▸ **GOAL OF THE EXERCISE**
Return every line of the material exactly.

===== EXERCISE MATERIALS

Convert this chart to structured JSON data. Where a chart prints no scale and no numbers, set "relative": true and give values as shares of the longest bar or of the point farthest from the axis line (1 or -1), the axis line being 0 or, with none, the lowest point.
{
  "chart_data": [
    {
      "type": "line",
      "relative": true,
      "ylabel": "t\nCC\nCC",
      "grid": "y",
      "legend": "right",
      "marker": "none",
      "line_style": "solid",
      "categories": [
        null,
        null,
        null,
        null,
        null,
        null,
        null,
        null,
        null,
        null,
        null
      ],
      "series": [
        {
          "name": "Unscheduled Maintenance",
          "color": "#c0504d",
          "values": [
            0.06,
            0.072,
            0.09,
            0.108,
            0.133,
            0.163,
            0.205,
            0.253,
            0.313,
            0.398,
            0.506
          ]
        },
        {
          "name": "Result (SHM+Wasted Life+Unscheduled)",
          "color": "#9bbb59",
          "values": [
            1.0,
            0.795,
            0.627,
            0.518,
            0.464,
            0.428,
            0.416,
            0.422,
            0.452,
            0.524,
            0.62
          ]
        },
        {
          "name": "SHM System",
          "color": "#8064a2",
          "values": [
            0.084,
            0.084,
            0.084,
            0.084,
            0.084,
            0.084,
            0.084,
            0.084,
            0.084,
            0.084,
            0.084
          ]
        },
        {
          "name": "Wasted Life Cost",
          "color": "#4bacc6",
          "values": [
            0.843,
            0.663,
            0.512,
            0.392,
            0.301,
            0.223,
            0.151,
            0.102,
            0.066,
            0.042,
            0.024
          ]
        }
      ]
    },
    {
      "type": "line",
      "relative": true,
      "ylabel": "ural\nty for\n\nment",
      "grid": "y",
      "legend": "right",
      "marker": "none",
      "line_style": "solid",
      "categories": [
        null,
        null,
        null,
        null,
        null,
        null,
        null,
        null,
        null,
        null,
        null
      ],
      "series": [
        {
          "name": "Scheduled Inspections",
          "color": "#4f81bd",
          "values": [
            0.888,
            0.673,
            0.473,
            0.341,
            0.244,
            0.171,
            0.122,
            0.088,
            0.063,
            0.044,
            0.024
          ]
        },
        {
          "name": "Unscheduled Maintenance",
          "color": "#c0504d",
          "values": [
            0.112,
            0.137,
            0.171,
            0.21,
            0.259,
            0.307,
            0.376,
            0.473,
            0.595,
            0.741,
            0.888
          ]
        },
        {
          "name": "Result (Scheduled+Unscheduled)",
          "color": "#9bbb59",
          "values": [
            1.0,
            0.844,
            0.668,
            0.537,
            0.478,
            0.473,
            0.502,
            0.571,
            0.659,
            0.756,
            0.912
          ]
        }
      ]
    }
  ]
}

==========

▸ **WORKED ANSWER**
Convert this chart to structured JSON data. Where a chart prints no scale and no numbers, set "relative": true and give values as shares of the longest bar or of the point farthest from the axis line (1 or -1), the axis line being 0 or, with none, the lowest point.
{
  "chart_data": [
    {
      "type": "line",
      "relative": true,
      "ylabel": "t\nCC\nCC",
      "grid": "y",
      "legend": "right",
      "marker": "none",
      "line_style": "solid",
      "categories": [
        null,
        null,
        null,
        null,
        null,
        null,
        null,
        null,
        null,
        null,
        null
      ],
      "series": [
        {
          "name": "Unscheduled Maintenance",
          "color": "#c0504d",
          "values": [
            0.06,
            0.072,
            0.09,
            0.108,
            0.133,
            0.163,
            0.205,
            0.253,
            0.313,
            0.398,
            0.506
          ]
        },
        {
          "name": "Result (SHM+Wasted Life+Unscheduled)",
          "color": "#9bbb59",
          "values": [
            1.0,
            0.795,
            0.627,
            0.518,
            0.464,
            0.428,
            0.416,
            0.422,
            0.452,
            0.524,
            0.62
          ]
        },
        {
          "name": "SHM System",
          "color": "#8064a2",
          "values": [
            0.084,
            0.084,
            0.084,
            0.084,
            0.084,
            0.084,
            0.084,
            0.084,
            0.084,
            0.084,
            0.084
          ]
        },
        {
          "name": "Wasted Life Cost",
          "color": "#4bacc6",
          "values": [
            0.843,
            0.663,
            0.512,
            0.392,
            0.301,
            0.223,
            0.151,
            0.102,
            0.066,
            0.042,
            0.024
          ]
        }
      ]
    },
    {
      "type": "line",
      "relative": true,
      "ylabel": "ural\nty for\n\nment",
      "grid": "y",
      "legend": "right",
      "marker": "none",
      "line_style": "solid",
      "categories": [
        null,
        null,
        null,
        null,
        null,
        null,
        null,
        null,
        null,
        null,
        null
      ],
      "series": [
        {
          "name": "Scheduled Inspections",
          "color": "#4f81bd",
          "values": [
            0.888,
            0.673,
            0.473,
            0.341,
            0.244,
            0.171,
            0.122,
            0.088,
            0.063,
            0.044,
            0.024
          ]
        },
        {
          "name": "Unscheduled Maintenance",
          "color": "#c0504d",
          "values": [
            0.112,
            0.137,
            0.171,
            0.21,
            0.259,
            0.307,
            0.376,
            0.473,
            0.595,
            0.741,
            0.888
          ]
        },
        {
          "name": "Result (Scheduled+Unscheduled)",
          "color": "#9bbb59",
          "values": [
            1.0,
            0.844,
            0.668,
            0.537,
            0.478,
            0.473,
            0.502,
            0.571,
            0.659,
            0.756,
            0.912
          ]
        }
      ]
    }
  ]
}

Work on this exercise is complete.